Data records

--- --- ---

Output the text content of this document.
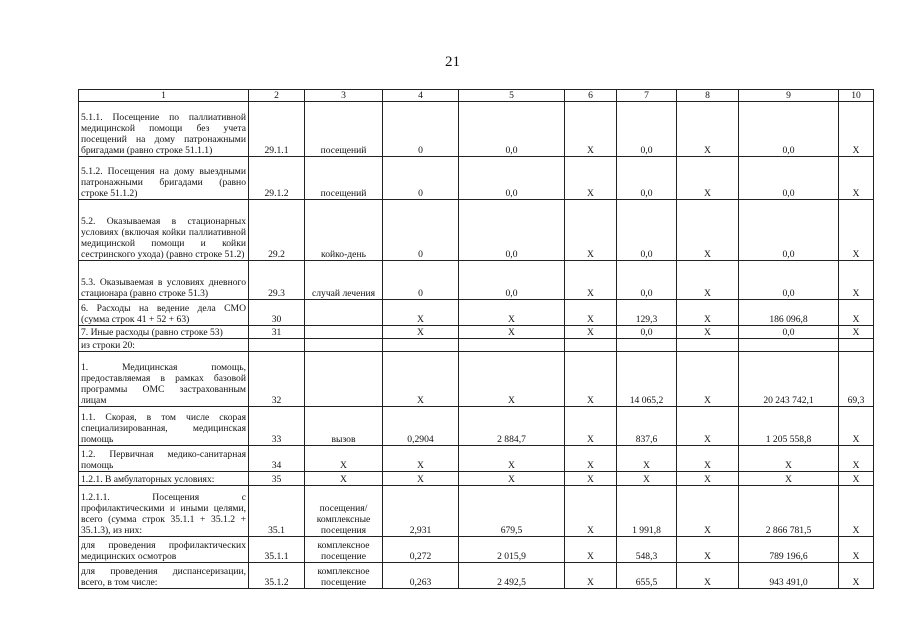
21
1	2	3	4	5	6	7	8	9	10
5.1.1. Посещение по паллиативной медицинской помощи без учета посещений на дому патронажными бригадами (равно строке 51.1.1)	29.1.1	посещений	0	0,0	X	0,0	X	0,0	X
5.1.2. Посещения на дому выездными патронажными бригадами (равно строке 51.1.2)	29.1.2	посещений	0	0,0	X	0,0	X	0,0	X
5.2. Оказываемая в стационарных условиях (включая койки паллиативной медицинской помощи и койки сестринского ухода) (равно строке 51.2)	29.2	койко-день	0	0,0	X	0,0	X	0,0	X
5.3. Оказываемая в условиях дневного стационара (равно строке 51.3)	29.3	случай лечения	0	0,0	X	0,0	X	0,0	X
6. Расходы на ведение дела СМО (сумма строк 41 + 52 + 63)	30		X	X	X	129,3	X	186 096,8	X
7. Иные расходы (равно строке 53)	31		X	X	X	0,0	X	0,0	X
из строки 20:									
1. Медицинская помощь, предоставляемая в рамках базовой программы ОМС застрахованным лицам	32		X	X	X	14 065,2	X	20 243 742,1	69,3
1.1. Скорая, в том числе скорая специализированная, медицинская помощь	33	вызов	0,2904	2 884,7	X	837,6	X	1 205 558,8	X
1.2. Первичная медико-санитарная помощь	34	X	X	X	X	X	X	X	X
1.2.1. В амбулаторных условиях:	35	X	X	X	X	X	X	X	X
1.2.1.1. Посещения с профилактическими и иными целями, всего (сумма строк 35.1.1 + 35.1.2 + 35.1.3), из них:	35.1	посещения/ комплексные посещения	2,931	679,5	X	1 991,8	X	2 866 781,5	X
для проведения профилактических медицинских осмотров	35.1.1	комплексное посещение	0,272	2 015,9	X	548,3	X	789 196,6	X
для проведения диспансеризации, всего, в том числе:	35.1.2	комплексное посещение	0,263	2 492,5	X	655,5	X	943 491,0	X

--- --- ---

## What you have to do
From the listing above, print every entry precisely and drop the pictures.

## Exercise answer
Output the text content of this document.
21
1	2	3	4	5	6	7	8	9	10
5.1.1. Посещение по паллиативной медицинской помощи без учета посещений на дому патронажными бригадами (равно строке 51.1.1)	29.1.1	посещений	0	0,0	X	0,0	X	0,0	X
5.1.2. Посещения на дому выездными патронажными бригадами (равно строке 51.1.2)	29.1.2	посещений	0	0,0	X	0,0	X	0,0	X
5.2. Оказываемая в стационарных условиях (включая койки паллиативной медицинской помощи и койки сестринского ухода) (равно строке 51.2)	29.2	койко-день	0	0,0	X	0,0	X	0,0	X
5.3. Оказываемая в условиях дневного стационара (равно строке 51.3)	29.3	случай лечения	0	0,0	X	0,0	X	0,0	X
6. Расходы на ведение дела СМО (сумма строк 41 + 52 + 63)	30		X	X	X	129,3	X	186 096,8	X
7. Иные расходы (равно строке 53)	31		X	X	X	0,0	X	0,0	X
из строки 20:									
1. Медицинская помощь, предоставляемая в рамках базовой программы ОМС застрахованным лицам	32		X	X	X	14 065,2	X	20 243 742,1	69,3
1.1. Скорая, в том числе скорая специализированная, медицинская помощь	33	вызов	0,2904	2 884,7	X	837,6	X	1 205 558,8	X
1.2. Первичная медико-санитарная помощь	34	X	X	X	X	X	X	X	X
1.2.1. В амбулаторных условиях:	35	X	X	X	X	X	X	X	X
1.2.1.1. Посещения с профилактическими и иными целями, всего (сумма строк 35.1.1 + 35.1.2 + 35.1.3), из них:	35.1	посещения/ комплексные посещения	2,931	679,5	X	1 991,8	X	2 866 781,5	X
для проведения профилактических медицинских осмотров	35.1.1	комплексное посещение	0,272	2 015,9	X	548,3	X	789 196,6	X
для проведения диспансеризации, всего, в том числе:	35.1.2	комплексное посещение	0,263	2 492,5	X	655,5	X	943 491,0	X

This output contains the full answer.